Dataset rows:
— Start —

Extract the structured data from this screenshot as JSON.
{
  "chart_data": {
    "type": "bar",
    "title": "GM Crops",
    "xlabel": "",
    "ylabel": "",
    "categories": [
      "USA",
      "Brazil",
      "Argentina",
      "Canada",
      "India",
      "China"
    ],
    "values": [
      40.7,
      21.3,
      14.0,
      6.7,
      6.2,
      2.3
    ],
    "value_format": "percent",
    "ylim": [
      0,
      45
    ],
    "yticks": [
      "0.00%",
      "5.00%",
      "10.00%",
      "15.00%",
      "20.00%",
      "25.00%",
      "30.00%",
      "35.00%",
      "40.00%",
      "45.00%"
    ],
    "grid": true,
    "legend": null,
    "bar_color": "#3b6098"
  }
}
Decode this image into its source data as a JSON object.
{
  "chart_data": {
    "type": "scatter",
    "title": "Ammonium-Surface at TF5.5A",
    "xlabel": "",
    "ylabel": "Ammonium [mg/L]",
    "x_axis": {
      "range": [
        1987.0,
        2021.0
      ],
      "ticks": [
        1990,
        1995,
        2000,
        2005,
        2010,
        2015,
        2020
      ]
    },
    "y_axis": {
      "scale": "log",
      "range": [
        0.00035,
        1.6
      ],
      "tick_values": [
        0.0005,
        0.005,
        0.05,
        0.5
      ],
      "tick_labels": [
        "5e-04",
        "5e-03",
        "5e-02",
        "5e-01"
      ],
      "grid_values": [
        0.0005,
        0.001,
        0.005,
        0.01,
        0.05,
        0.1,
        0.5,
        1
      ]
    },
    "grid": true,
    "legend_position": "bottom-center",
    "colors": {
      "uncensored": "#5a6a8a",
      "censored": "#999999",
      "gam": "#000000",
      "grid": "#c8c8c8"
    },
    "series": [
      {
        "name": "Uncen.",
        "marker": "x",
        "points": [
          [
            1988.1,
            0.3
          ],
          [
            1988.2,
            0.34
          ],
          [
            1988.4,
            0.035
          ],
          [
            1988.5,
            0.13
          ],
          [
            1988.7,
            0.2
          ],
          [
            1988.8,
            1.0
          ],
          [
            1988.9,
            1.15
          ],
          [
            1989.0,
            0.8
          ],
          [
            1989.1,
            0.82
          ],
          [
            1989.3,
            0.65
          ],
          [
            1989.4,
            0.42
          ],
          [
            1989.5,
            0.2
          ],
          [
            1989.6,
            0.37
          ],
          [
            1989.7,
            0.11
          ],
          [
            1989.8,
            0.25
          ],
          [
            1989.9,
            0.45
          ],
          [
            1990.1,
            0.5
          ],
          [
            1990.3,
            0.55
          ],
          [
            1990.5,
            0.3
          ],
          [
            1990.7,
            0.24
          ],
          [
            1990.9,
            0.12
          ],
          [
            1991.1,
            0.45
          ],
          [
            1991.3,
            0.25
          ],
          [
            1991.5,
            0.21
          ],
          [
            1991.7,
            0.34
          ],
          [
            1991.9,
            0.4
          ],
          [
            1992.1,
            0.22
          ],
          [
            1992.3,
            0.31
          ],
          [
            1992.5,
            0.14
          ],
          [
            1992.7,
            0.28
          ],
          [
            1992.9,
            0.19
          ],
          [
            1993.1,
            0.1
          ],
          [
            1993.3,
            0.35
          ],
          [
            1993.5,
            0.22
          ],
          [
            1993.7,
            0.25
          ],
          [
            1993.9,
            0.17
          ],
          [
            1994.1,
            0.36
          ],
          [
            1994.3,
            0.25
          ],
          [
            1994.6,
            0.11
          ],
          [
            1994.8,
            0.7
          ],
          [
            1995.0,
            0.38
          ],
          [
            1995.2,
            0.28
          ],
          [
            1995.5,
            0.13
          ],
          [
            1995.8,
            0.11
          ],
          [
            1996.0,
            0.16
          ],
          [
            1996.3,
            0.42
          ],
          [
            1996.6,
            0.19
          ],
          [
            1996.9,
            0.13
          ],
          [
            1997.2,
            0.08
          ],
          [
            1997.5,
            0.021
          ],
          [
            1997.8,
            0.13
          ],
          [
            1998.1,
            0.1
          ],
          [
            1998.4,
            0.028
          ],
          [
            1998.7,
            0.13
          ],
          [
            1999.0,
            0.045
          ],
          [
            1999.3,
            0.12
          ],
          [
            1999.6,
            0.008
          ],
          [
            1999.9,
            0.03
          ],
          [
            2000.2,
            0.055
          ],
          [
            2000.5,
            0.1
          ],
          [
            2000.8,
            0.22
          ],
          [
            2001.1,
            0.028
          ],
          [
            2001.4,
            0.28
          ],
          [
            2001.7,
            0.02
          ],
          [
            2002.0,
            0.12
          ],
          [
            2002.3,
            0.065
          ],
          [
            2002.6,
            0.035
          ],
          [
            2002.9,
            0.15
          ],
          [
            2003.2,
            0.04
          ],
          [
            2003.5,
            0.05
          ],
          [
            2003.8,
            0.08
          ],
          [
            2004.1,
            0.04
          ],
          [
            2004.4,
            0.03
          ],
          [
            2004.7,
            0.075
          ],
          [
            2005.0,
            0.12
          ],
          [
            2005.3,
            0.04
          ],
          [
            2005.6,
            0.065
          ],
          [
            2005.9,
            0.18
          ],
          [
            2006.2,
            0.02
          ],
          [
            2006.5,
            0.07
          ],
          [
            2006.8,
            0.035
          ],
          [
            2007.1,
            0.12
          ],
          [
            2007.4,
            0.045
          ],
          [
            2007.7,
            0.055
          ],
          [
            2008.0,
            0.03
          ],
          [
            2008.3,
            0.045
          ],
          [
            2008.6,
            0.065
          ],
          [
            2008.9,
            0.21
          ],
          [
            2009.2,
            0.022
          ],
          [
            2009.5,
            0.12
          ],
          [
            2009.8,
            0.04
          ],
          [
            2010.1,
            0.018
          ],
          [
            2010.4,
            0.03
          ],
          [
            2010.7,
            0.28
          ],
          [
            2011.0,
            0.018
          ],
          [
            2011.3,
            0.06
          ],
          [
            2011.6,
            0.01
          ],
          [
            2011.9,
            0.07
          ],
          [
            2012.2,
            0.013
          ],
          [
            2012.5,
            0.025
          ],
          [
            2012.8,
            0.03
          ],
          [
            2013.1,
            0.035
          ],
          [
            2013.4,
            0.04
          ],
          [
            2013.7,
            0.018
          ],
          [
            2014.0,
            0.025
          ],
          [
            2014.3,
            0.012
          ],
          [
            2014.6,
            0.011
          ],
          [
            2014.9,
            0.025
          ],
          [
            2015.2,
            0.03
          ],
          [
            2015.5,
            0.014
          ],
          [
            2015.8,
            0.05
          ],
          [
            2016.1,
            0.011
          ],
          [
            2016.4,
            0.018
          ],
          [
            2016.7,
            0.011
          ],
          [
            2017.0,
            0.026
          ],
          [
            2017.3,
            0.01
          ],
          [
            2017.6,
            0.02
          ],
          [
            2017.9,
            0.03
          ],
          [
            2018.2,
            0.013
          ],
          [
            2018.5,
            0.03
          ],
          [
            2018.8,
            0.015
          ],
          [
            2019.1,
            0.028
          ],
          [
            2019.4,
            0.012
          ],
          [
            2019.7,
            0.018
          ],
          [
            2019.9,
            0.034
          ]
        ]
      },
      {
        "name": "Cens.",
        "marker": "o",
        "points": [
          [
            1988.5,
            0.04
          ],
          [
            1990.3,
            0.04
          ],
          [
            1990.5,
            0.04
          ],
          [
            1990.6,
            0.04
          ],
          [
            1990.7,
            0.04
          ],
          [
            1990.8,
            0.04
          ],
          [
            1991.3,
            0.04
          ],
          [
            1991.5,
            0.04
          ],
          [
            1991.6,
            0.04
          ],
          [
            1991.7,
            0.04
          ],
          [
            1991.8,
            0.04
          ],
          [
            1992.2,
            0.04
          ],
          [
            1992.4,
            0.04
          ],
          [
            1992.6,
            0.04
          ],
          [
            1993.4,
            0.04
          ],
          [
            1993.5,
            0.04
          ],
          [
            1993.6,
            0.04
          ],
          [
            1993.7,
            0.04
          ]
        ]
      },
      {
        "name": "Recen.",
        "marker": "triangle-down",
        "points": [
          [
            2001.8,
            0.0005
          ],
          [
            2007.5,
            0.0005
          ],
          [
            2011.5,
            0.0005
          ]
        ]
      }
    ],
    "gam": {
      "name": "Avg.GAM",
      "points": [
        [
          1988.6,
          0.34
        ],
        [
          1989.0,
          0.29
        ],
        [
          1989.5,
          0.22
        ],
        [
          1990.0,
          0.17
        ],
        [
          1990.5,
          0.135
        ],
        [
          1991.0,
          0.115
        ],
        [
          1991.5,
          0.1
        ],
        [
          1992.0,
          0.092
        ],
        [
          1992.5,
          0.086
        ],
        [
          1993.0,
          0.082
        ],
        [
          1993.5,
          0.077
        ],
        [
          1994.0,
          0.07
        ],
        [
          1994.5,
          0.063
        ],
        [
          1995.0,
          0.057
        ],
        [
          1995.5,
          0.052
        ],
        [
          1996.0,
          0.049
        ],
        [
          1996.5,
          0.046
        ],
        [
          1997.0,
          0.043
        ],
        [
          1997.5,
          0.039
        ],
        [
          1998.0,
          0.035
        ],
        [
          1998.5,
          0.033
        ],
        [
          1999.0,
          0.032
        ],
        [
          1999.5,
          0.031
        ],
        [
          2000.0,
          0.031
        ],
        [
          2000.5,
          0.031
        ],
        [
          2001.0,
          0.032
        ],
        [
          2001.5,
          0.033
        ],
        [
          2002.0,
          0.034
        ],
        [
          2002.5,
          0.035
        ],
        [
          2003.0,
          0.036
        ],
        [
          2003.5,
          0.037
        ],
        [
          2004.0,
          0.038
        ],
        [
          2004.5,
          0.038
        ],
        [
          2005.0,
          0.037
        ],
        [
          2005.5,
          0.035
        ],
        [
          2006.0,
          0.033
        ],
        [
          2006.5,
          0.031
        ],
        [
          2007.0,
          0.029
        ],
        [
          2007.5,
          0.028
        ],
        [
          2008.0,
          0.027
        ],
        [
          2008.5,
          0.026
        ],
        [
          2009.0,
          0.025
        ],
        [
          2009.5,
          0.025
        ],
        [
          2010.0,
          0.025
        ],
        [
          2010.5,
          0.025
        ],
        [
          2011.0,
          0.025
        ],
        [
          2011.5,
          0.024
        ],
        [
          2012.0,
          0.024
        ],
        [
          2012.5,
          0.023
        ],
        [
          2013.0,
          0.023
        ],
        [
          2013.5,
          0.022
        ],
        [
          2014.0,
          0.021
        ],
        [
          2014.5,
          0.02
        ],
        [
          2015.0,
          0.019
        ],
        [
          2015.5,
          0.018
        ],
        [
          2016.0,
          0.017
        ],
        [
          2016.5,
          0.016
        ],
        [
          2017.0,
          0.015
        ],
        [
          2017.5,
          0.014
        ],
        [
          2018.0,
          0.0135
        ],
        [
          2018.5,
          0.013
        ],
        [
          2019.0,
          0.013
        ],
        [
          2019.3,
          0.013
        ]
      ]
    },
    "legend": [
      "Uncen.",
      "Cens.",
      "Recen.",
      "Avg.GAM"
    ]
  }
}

— End —

Which lines contain "Ammonium"? Show each of them.

    "title": "Ammonium-Surface at TF5.5A",
    "ylabel": "Ammonium [mg/L]",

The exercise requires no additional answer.